##### Data provided

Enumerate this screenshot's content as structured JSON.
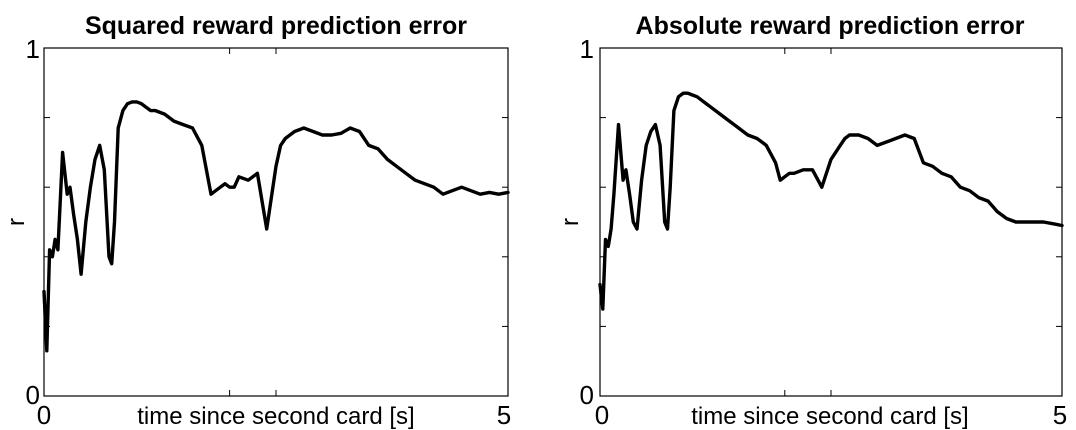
{
  "chart_data": [
    {
      "type": "line",
      "title": "Squared reward prediction error",
      "xlabel": "time since second card [s]",
      "ylabel": "r",
      "xlim": [
        0,
        5
      ],
      "ylim": [
        0,
        1
      ],
      "xticks": [
        0,
        5
      ],
      "yticks": [
        0,
        1
      ],
      "minor_yticks": [
        0.2,
        0.4,
        0.6,
        0.8
      ],
      "minor_xticks": [
        2,
        2.5
      ],
      "series": [
        {
          "color": "#000000",
          "x": [
            0.0,
            0.03,
            0.06,
            0.09,
            0.12,
            0.15,
            0.2,
            0.25,
            0.28,
            0.32,
            0.36,
            0.4,
            0.45,
            0.5,
            0.55,
            0.6,
            0.65,
            0.7,
            0.73,
            0.76,
            0.8,
            0.85,
            0.9,
            0.95,
            1.0,
            1.05,
            1.1,
            1.15,
            1.2,
            1.3,
            1.4,
            1.5,
            1.6,
            1.7,
            1.8,
            1.9,
            1.95,
            2.0,
            2.05,
            2.1,
            2.2,
            2.3,
            2.4,
            2.5,
            2.55,
            2.6,
            2.65,
            2.7,
            2.8,
            2.9,
            3.0,
            3.1,
            3.2,
            3.3,
            3.4,
            3.5,
            3.6,
            3.7,
            3.8,
            3.9,
            4.0,
            4.1,
            4.2,
            4.3,
            4.4,
            4.5,
            4.6,
            4.7,
            4.8,
            4.9,
            5.0
          ],
          "y": [
            0.3,
            0.13,
            0.42,
            0.4,
            0.45,
            0.42,
            0.7,
            0.58,
            0.6,
            0.52,
            0.45,
            0.35,
            0.5,
            0.6,
            0.68,
            0.72,
            0.65,
            0.4,
            0.38,
            0.5,
            0.77,
            0.82,
            0.84,
            0.845,
            0.845,
            0.84,
            0.83,
            0.82,
            0.82,
            0.81,
            0.79,
            0.78,
            0.77,
            0.72,
            0.58,
            0.6,
            0.61,
            0.6,
            0.6,
            0.63,
            0.62,
            0.64,
            0.48,
            0.66,
            0.72,
            0.74,
            0.75,
            0.76,
            0.77,
            0.76,
            0.75,
            0.75,
            0.755,
            0.77,
            0.76,
            0.72,
            0.71,
            0.68,
            0.66,
            0.64,
            0.62,
            0.61,
            0.6,
            0.58,
            0.59,
            0.6,
            0.59,
            0.58,
            0.585,
            0.58,
            0.585
          ]
        }
      ]
    },
    {
      "type": "line",
      "title": "Absolute reward prediction error",
      "xlabel": "time since second card [s]",
      "ylabel": "r",
      "xlim": [
        0,
        5
      ],
      "ylim": [
        0,
        1
      ],
      "xticks": [
        0,
        5
      ],
      "yticks": [
        0,
        1
      ],
      "minor_yticks": [
        0.2,
        0.4,
        0.6,
        0.8
      ],
      "minor_xticks": [
        2,
        2.5
      ],
      "series": [
        {
          "color": "#000000",
          "x": [
            0.0,
            0.03,
            0.06,
            0.09,
            0.12,
            0.15,
            0.2,
            0.25,
            0.28,
            0.32,
            0.36,
            0.4,
            0.45,
            0.5,
            0.55,
            0.6,
            0.65,
            0.7,
            0.73,
            0.76,
            0.8,
            0.85,
            0.9,
            0.95,
            1.0,
            1.05,
            1.1,
            1.15,
            1.2,
            1.3,
            1.4,
            1.5,
            1.6,
            1.7,
            1.8,
            1.9,
            1.95,
            2.0,
            2.05,
            2.1,
            2.2,
            2.3,
            2.4,
            2.5,
            2.55,
            2.6,
            2.65,
            2.7,
            2.8,
            2.9,
            3.0,
            3.1,
            3.2,
            3.3,
            3.4,
            3.5,
            3.6,
            3.7,
            3.8,
            3.9,
            4.0,
            4.1,
            4.2,
            4.3,
            4.4,
            4.5,
            4.6,
            4.7,
            4.8,
            4.9,
            5.0
          ],
          "y": [
            0.32,
            0.25,
            0.45,
            0.43,
            0.48,
            0.58,
            0.78,
            0.62,
            0.65,
            0.58,
            0.5,
            0.48,
            0.62,
            0.72,
            0.76,
            0.78,
            0.72,
            0.5,
            0.48,
            0.6,
            0.82,
            0.86,
            0.87,
            0.87,
            0.865,
            0.86,
            0.85,
            0.84,
            0.83,
            0.81,
            0.79,
            0.77,
            0.75,
            0.74,
            0.72,
            0.67,
            0.62,
            0.63,
            0.64,
            0.64,
            0.65,
            0.65,
            0.6,
            0.68,
            0.7,
            0.72,
            0.74,
            0.75,
            0.75,
            0.74,
            0.72,
            0.73,
            0.74,
            0.75,
            0.74,
            0.67,
            0.66,
            0.64,
            0.63,
            0.6,
            0.59,
            0.57,
            0.56,
            0.53,
            0.51,
            0.5,
            0.5,
            0.5,
            0.5,
            0.495,
            0.49
          ]
        }
      ]
    }
  ]
}
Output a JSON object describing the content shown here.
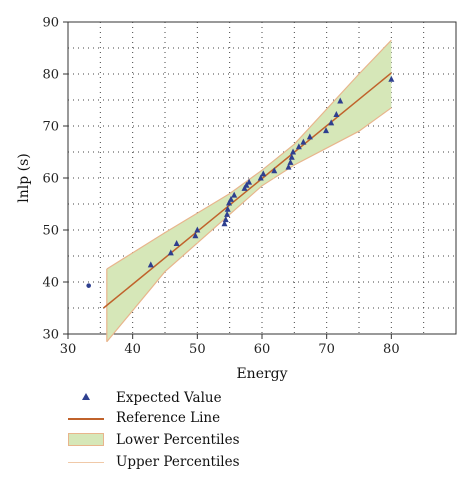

##########

• **Stated task**: How many lines in the records above hold the word "error"? Give only the number.

• **Written answer**: 2